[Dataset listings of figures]
= = = = = = =
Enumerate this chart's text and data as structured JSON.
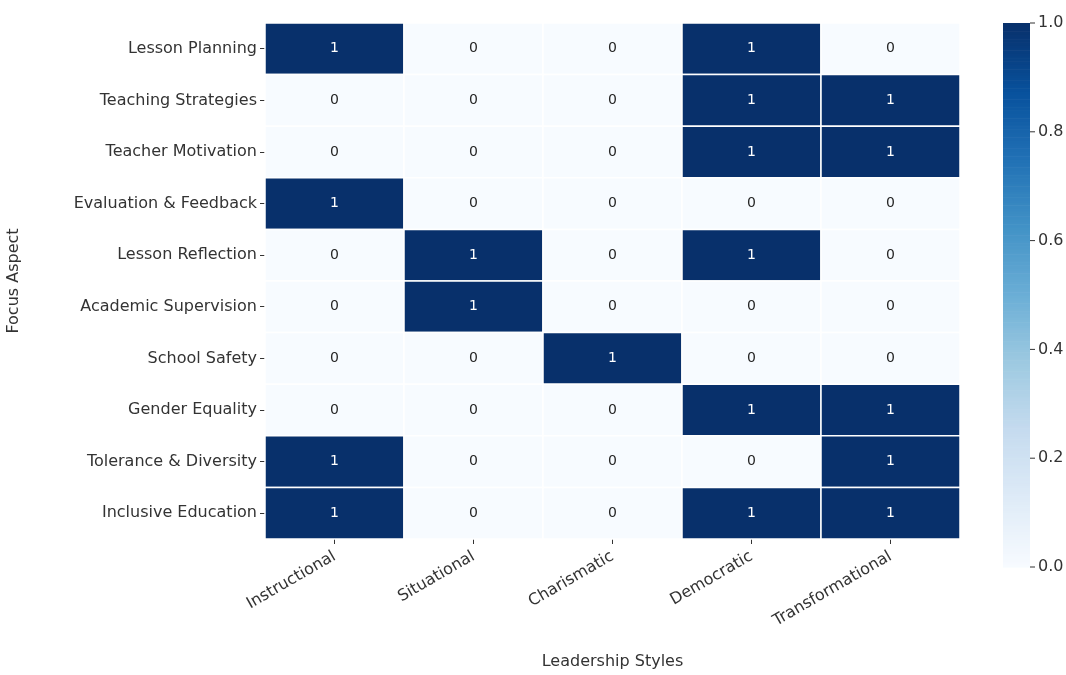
{
  "chart_data": {
    "type": "heatmap",
    "xlabel": "Leadership Styles",
    "ylabel": "Focus Aspect",
    "categories": [
      "Instructional",
      "Situational",
      "Charismatic",
      "Democratic",
      "Transformational"
    ],
    "y_categories": [
      "Lesson Planning",
      "Teaching Strategies",
      "Teacher Motivation",
      "Evaluation & Feedback",
      "Lesson Reflection",
      "Academic Supervision",
      "School Safety",
      "Gender Equality",
      "Tolerance & Diversity",
      "Inclusive Education"
    ],
    "cells": [
      [
        1,
        0,
        0,
        1,
        0
      ],
      [
        0,
        0,
        0,
        1,
        1
      ],
      [
        0,
        0,
        0,
        1,
        1
      ],
      [
        1,
        0,
        0,
        0,
        0
      ],
      [
        0,
        1,
        0,
        1,
        0
      ],
      [
        0,
        1,
        0,
        0,
        0
      ],
      [
        0,
        0,
        1,
        0,
        0
      ],
      [
        0,
        0,
        0,
        1,
        1
      ],
      [
        1,
        0,
        0,
        0,
        1
      ],
      [
        1,
        0,
        0,
        1,
        1
      ]
    ],
    "data_labels": true,
    "clim": [
      0,
      1
    ],
    "cticks": [
      {
        "value": 0,
        "label": "0.0"
      },
      0.2,
      0.4,
      0.6,
      0.8,
      {
        "value": 1,
        "label": "1.0"
      }
    ]
  }
}
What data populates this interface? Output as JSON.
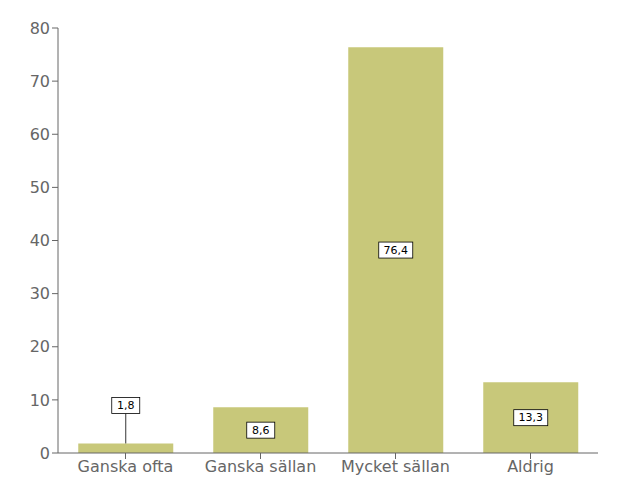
{
  "chart_data": {
    "type": "bar",
    "categories": [
      "Ganska ofta",
      "Ganska sällan",
      "Mycket sällan",
      "Aldrig"
    ],
    "values": [
      1.8,
      8.6,
      76.4,
      13.3
    ],
    "value_labels": [
      "1,8",
      "8,6",
      "76,4",
      "13,3"
    ],
    "data_labels": true,
    "color": "#C8C87A",
    "ylim": [
      0,
      80
    ],
    "yticks": [
      0,
      10,
      20,
      30,
      40,
      50,
      60,
      70,
      80
    ],
    "grid": false
  }
}
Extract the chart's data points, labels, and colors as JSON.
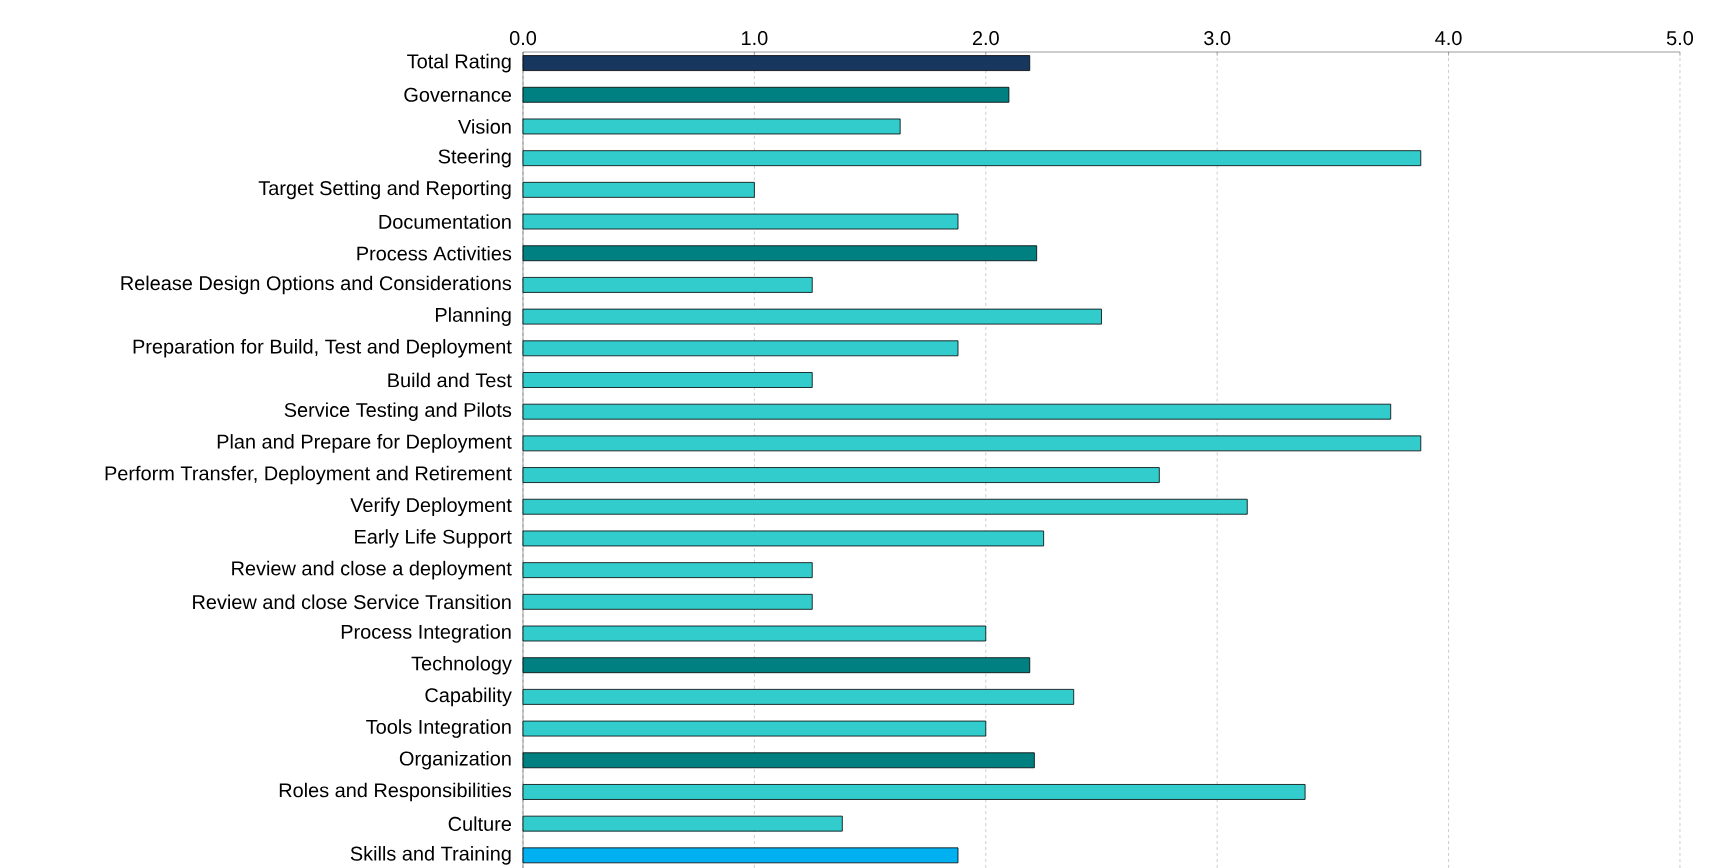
{
  "chart_data": {
    "type": "bar",
    "orientation": "horizontal",
    "grid": "x",
    "categories": [
      "Total Rating",
      "Governance",
      "Vision",
      "Steering",
      "Target Setting and Reporting",
      "Documentation",
      "Process Activities",
      "Release Design Options and Considerations",
      "Planning",
      "Preparation for Build, Test and Deployment",
      "Build and Test",
      "Service Testing and Pilots",
      "Plan and Prepare for Deployment",
      "Perform Transfer, Deployment and Retirement",
      "Verify Deployment",
      "Early Life Support",
      "Review and close a deployment",
      "Review and close Service Transition",
      "Process Integration",
      "Technology",
      "Capability",
      "Tools Integration",
      "Organization",
      "Roles and Responsibilities",
      "Culture",
      "Skills and Training"
    ],
    "values": [
      2.19,
      2.1,
      1.63,
      3.88,
      1.0,
      1.88,
      2.22,
      1.25,
      2.5,
      1.88,
      1.25,
      3.75,
      3.88,
      2.75,
      3.13,
      2.25,
      1.25,
      1.25,
      2.0,
      2.19,
      2.38,
      2.0,
      2.21,
      3.38,
      1.38,
      1.88
    ],
    "colors": [
      "#17375e",
      "#008080",
      "#33cccc",
      "#33cccc",
      "#33cccc",
      "#33cccc",
      "#008080",
      "#33cccc",
      "#33cccc",
      "#33cccc",
      "#33cccc",
      "#33cccc",
      "#33cccc",
      "#33cccc",
      "#33cccc",
      "#33cccc",
      "#33cccc",
      "#33cccc",
      "#33cccc",
      "#008080",
      "#33cccc",
      "#33cccc",
      "#008080",
      "#33cccc",
      "#33cccc",
      "#00b0f0"
    ],
    "xlim": [
      0,
      5
    ],
    "xticks": [
      {
        "value": 0,
        "label": "0.0"
      },
      {
        "value": 1,
        "label": "1.0"
      },
      {
        "value": 2,
        "label": "2.0"
      },
      {
        "value": 3,
        "label": "3.0"
      },
      {
        "value": 4,
        "label": "4.0"
      },
      {
        "value": 5,
        "label": "5.0"
      }
    ]
  }
}
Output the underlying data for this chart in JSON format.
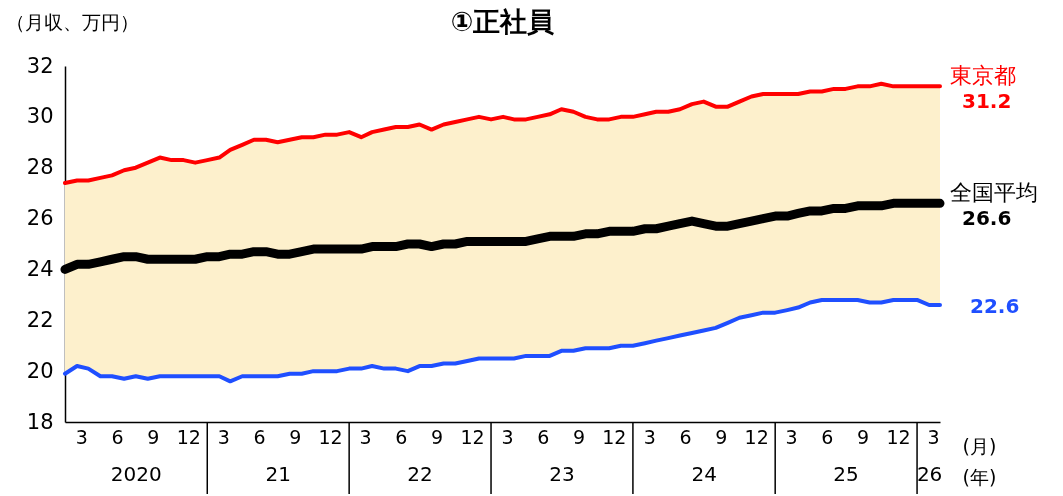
= = = = = = =
Reproduce all of the data exactly; the pictures do not belong in the copy.

Enumerate this chart's text and data as structured JSON.
{
  "chart_data": {
    "type": "heatmap",
    "xlabel": "Leadership Styles",
    "ylabel": "Focus Aspect",
    "categories": [
      "Instructional",
      "Situational",
      "Charismatic",
      "Democratic",
      "Transformational"
    ],
    "y_categories": [
      "Lesson Planning",
      "Teaching Strategies",
      "Teacher Motivation",
      "Evaluation & Feedback",
      "Lesson Reflection",
      "Academic Supervision",
      "School Safety",
      "Gender Equality",
      "Tolerance & Diversity",
      "Inclusive Education"
    ],
    "cells": [
      [
        1,
        0,
        0,
        1,
        0
      ],
      [
        0,
        0,
        0,
        1,
        1
      ],
      [
        0,
        0,
        0,
        1,
        1
      ],
      [
        1,
        0,
        0,
        0,
        0
      ],
      [
        0,
        1,
        0,
        1,
        0
      ],
      [
        0,
        1,
        0,
        0,
        0
      ],
      [
        0,
        0,
        1,
        0,
        0
      ],
      [
        0,
        0,
        0,
        1,
        1
      ],
      [
        1,
        0,
        0,
        0,
        1
      ],
      [
        1,
        0,
        0,
        1,
        1
      ]
    ],
    "data_labels": true,
    "clim": [
      0,
      1
    ],
    "cticks": [
      {
        "value": 0,
        "label": "0.0"
      },
      0.2,
      0.4,
      0.6,
      0.8,
      {
        "value": 1,
        "label": "1.0"
      }
    ]
  }
}
What data populates this interface? Output as JSON.
{
  "chart_data": {
    "type": "bar",
    "categories": [
      "Ganska ofta",
      "Ganska sällan",
      "Mycket sällan",
      "Aldrig"
    ],
    "values": [
      1.8,
      8.6,
      76.4,
      13.3
    ],
    "value_labels": [
      "1,8",
      "8,6",
      "76,4",
      "13,3"
    ],
    "data_labels": true,
    "color": "#C8C87A",
    "ylim": [
      0,
      80
    ],
    "yticks": [
      0,
      10,
      20,
      30,
      40,
      50,
      60,
      70,
      80
    ],
    "grid": false
  }
}
Extract the chart's data points, labels, and colors as JSON.
{
  "chart_data": {
    "type": "bar",
    "orientation": "horizontal",
    "grid": "x",
    "categories": [
      "Total Rating",
      "Governance",
      "Vision",
      "Steering",
      "Target Setting and Reporting",
      "Documentation",
      "Process Activities",
      "Release Design Options and Considerations",
      "Planning",
      "Preparation for Build, Test and Deployment",
      "Build and Test",
      "Service Testing and Pilots",
      "Plan and Prepare for Deployment",
      "Perform Transfer, Deployment and Retirement",
      "Verify Deployment",
      "Early Life Support",
      "Review and close a deployment",
      "Review and close Service Transition",
      "Process Integration",
      "Technology",
      "Capability",
      "Tools Integration",
      "Organization",
      "Roles and Responsibilities",
      "Culture",
      "Skills and Training"
    ],
    "values": [
      2.19,
      2.1,
      1.63,
      3.88,
      1.0,
      1.88,
      2.22,
      1.25,
      2.5,
      1.88,
      1.25,
      3.75,
      3.88,
      2.75,
      3.13,
      2.25,
      1.25,
      1.25,
      2.0,
      2.19,
      2.38,
      2.0,
      2.21,
      3.38,
      1.38,
      1.88
    ],
    "colors": [
      "#17375e",
      "#008080",
      "#33cccc",
      "#33cccc",
      "#33cccc",
      "#33cccc",
      "#008080",
      "#33cccc",
      "#33cccc",
      "#33cccc",
      "#33cccc",
      "#33cccc",
      "#33cccc",
      "#33cccc",
      "#33cccc",
      "#33cccc",
      "#33cccc",
      "#33cccc",
      "#33cccc",
      "#008080",
      "#33cccc",
      "#33cccc",
      "#008080",
      "#33cccc",
      "#33cccc",
      "#00b0f0"
    ],
    "xlim": [
      0,
      5
    ],
    "xticks": [
      {
        "value": 0,
        "label": "0.0"
      },
      {
        "value": 1,
        "label": "1.0"
      },
      {
        "value": 2,
        "label": "2.0"
      },
      {
        "value": 3,
        "label": "3.0"
      },
      {
        "value": 4,
        "label": "4.0"
      },
      {
        "value": 5,
        "label": "5.0"
      }
    ]
  }
}
Output the underlying data for this chart in JSON format.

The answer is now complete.